- _GIVEN REQUEST_
Reproduce exactly the lines from the one that holds "What does this" through the last line of the entries, both ends included, but not the pictures.

- _DATA LISTING_
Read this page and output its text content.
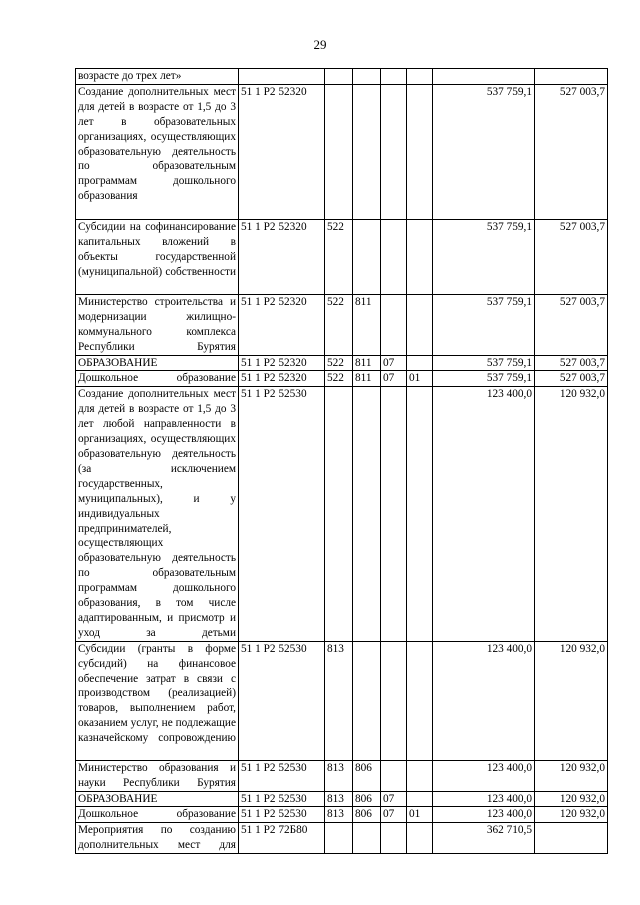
29
возрасте до трех лет»							
Создание дополнительных мест для детей в возрасте от 1,5 до 3 лет в образовательных организациях, осуществляющих образовательную деятельность по образовательным программам дошкольного образования	51 1 P2 52320					537 759,1	527 003,7
Субсидии на софинансирование капитальных вложений в объекты государственной (муниципальной) собственности	51 1 P2 52320	522				537 759,1	527 003,7
Министерство строительства и модернизации жилищно-коммунального комплекса Республики Бурятия	51 1 P2 52320	522	811			537 759,1	527 003,7
ОБРАЗОВАНИЕ	51 1 P2 52320	522	811	07		537 759,1	527 003,7
Дошкольное образование	51 1 P2 52320	522	811	07	01	537 759,1	527 003,7
Создание дополнительных мест для детей в возрасте от 1,5 до 3 лет любой направленности в организациях, осуществляющих образовательную деятельность (за исключением государственных, муниципальных), и у индивидуальных предпринимателей, осуществляющих образовательную деятельность по образовательным программам дошкольного образования, в том числе адаптированным, и присмотр и уход за детьми	51 1 P2 52530					123 400,0	120 932,0
Субсидии (гранты в форме субсидий) на финансовое обеспечение затрат в связи с производством (реализацией) товаров, выполнением работ, оказанием услуг, не подлежащие казначейскому сопровождению	51 1 P2 52530	813				123 400,0	120 932,0
Министерство образования и науки Республики Бурятия	51 1 P2 52530	813	806			123 400,0	120 932,0
ОБРАЗОВАНИЕ	51 1 P2 52530	813	806	07		123 400,0	120 932,0
Дошкольное образование	51 1 P2 52530	813	806	07	01	123 400,0	120 932,0
Мероприятия по созданию дополнительных мест для	51 1 P2 72Б80					362 710,5	
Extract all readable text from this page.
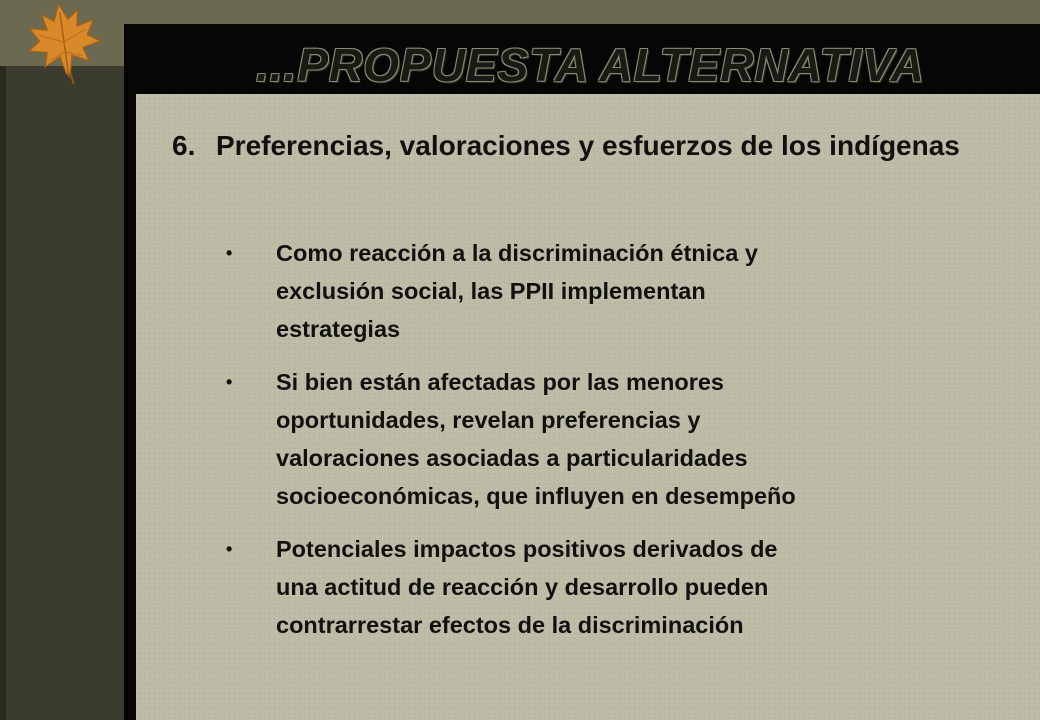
...PROPUESTA ALTERNATIVA
6. Preferencias, valoraciones y esfuerzos de los indígenas
•	Como reacción a la discriminación étnica y
exclusión social, las PPII implementan
estrategias
•	Si bien están afectadas por las menores
oportunidades, revelan preferencias y
valoraciones asociadas a particularidades
socioeconómicas, que influyen en desempeño
•	Potenciales impactos positivos derivados de
una actitud de reacción y desarrollo pueden
contrarrestar efectos de la discriminación
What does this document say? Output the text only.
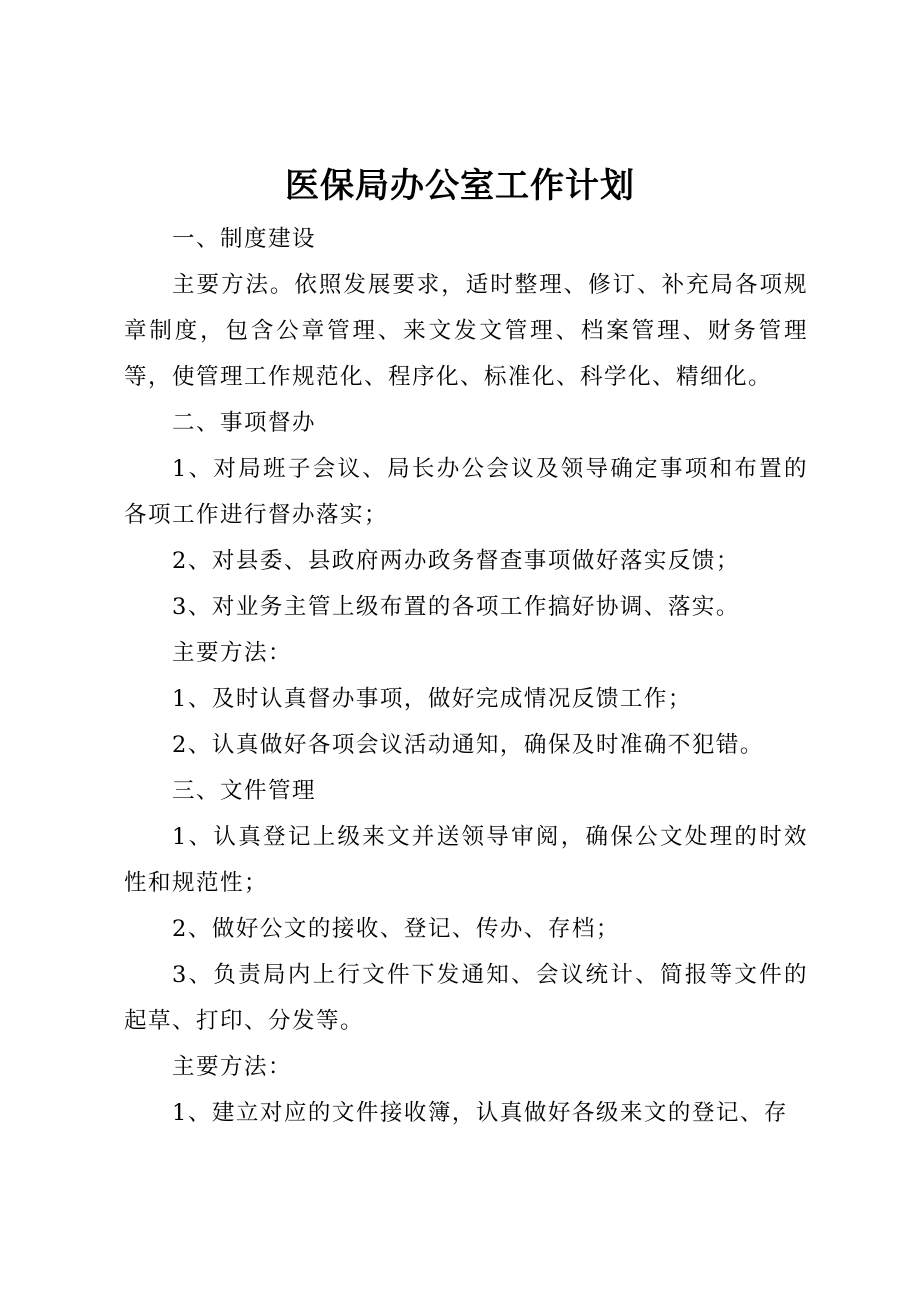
医保局办公室工作计划

一、制度建设

主要方法。依照发展要求，适时整理、修订、补充局各项规章制度，包含公章管理、来文发文管理、档案管理、财务管理等，使管理工作规范化、程序化、标准化、科学化、精细化。

二、事项督办

1、对局班子会议、局长办公会议及领导确定事项和布置的各项工作进行督办落实；

2、对县委、县政府两办政务督查事项做好落实反馈；

3、对业务主管上级布置的各项工作搞好协调、落实。

主要方法：

1、及时认真督办事项，做好完成情况反馈工作；

2、认真做好各项会议活动通知，确保及时准确不犯错。

三、文件管理

1、认真登记上级来文并送领导审阅，确保公文处理的时效性和规范性；

2、做好公文的接收、登记、传办、存档；

3、负责局内上行文件下发通知、会议统计、简报等文件的起草、打印、分发等。

主要方法：

1、建立对应的文件接收簿，认真做好各级来文的登记、存
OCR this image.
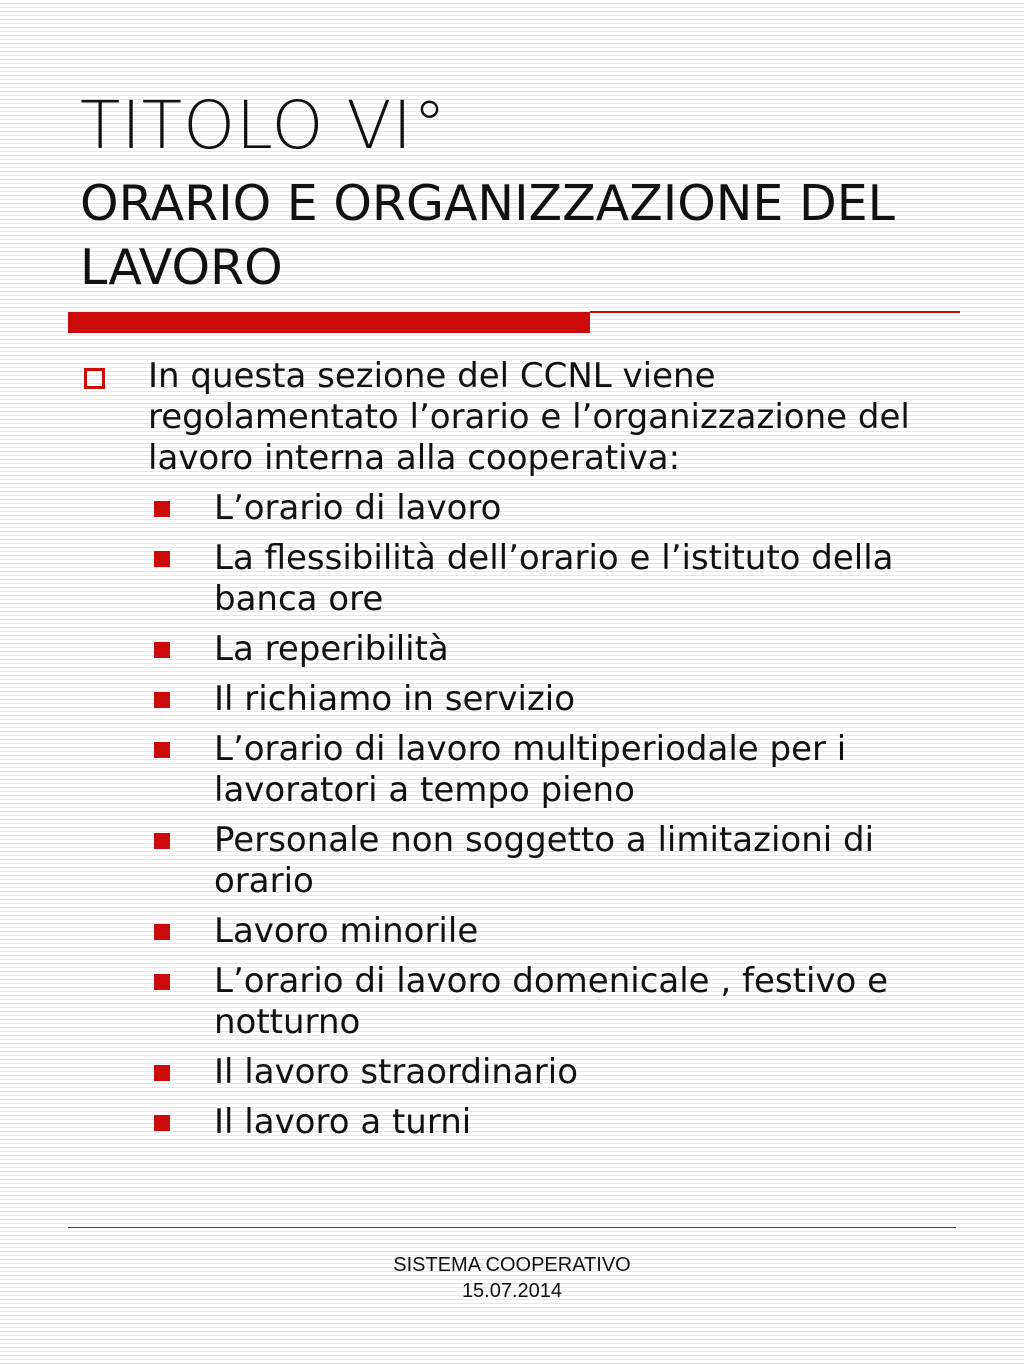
TITOLO VI°
ORARIO E ORGANIZZAZIONE DEL LAVORO
In questa sezione del CCNL viene regolamentato l’orario e l’organizzazione del lavoro interna alla cooperativa:
L’orario di lavoro
La flessibilità dell’orario e l’istituto della banca ore
La reperibilità
Il richiamo in servizio
L’orario di lavoro multiperiodale per i lavoratori a tempo pieno
Personale non soggetto a limitazioni di orario
Lavoro minorile
L’orario di lavoro domenicale , festivo e notturno
Il lavoro straordinario
Il lavoro a turni
SISTEMA COOPERATIVO
15.07.2014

- _RESPONSE_
What does this document say? Output the text only.
医保局办公室工作计划

一、制度建设

主要方法。依照发展要求，适时整理、修订、补充局各项规章制度，包含公章管理、来文发文管理、档案管理、财务管理等，使管理工作规范化、程序化、标准化、科学化、精细化。

二、事项督办

1、对局班子会议、局长办公会议及领导确定事项和布置的各项工作进行督办落实；

2、对县委、县政府两办政务督查事项做好落实反馈；

3、对业务主管上级布置的各项工作搞好协调、落实。

主要方法：

1、及时认真督办事项，做好完成情况反馈工作；

2、认真做好各项会议活动通知，确保及时准确不犯错。

三、文件管理

1、认真登记上级来文并送领导审阅，确保公文处理的时效性和规范性；

2、做好公文的接收、登记、传办、存档；

3、负责局内上行文件下发通知、会议统计、简报等文件的起草、打印、分发等。

主要方法：

1、建立对应的文件接收簿，认真做好各级来文的登记、存
OCR this image.
TITOLO VI°
ORARIO E ORGANIZZAZIONE DEL LAVORO
In questa sezione del CCNL viene regolamentato l’orario e l’organizzazione del lavoro interna alla cooperativa:
L’orario di lavoro
La flessibilità dell’orario e l’istituto della banca ore
La reperibilità
Il richiamo in servizio
L’orario di lavoro multiperiodale per i lavoratori a tempo pieno
Personale non soggetto a limitazioni di orario
Lavoro minorile
L’orario di lavoro domenicale , festivo e notturno
Il lavoro straordinario
Il lavoro a turni
SISTEMA COOPERATIVO
15.07.2014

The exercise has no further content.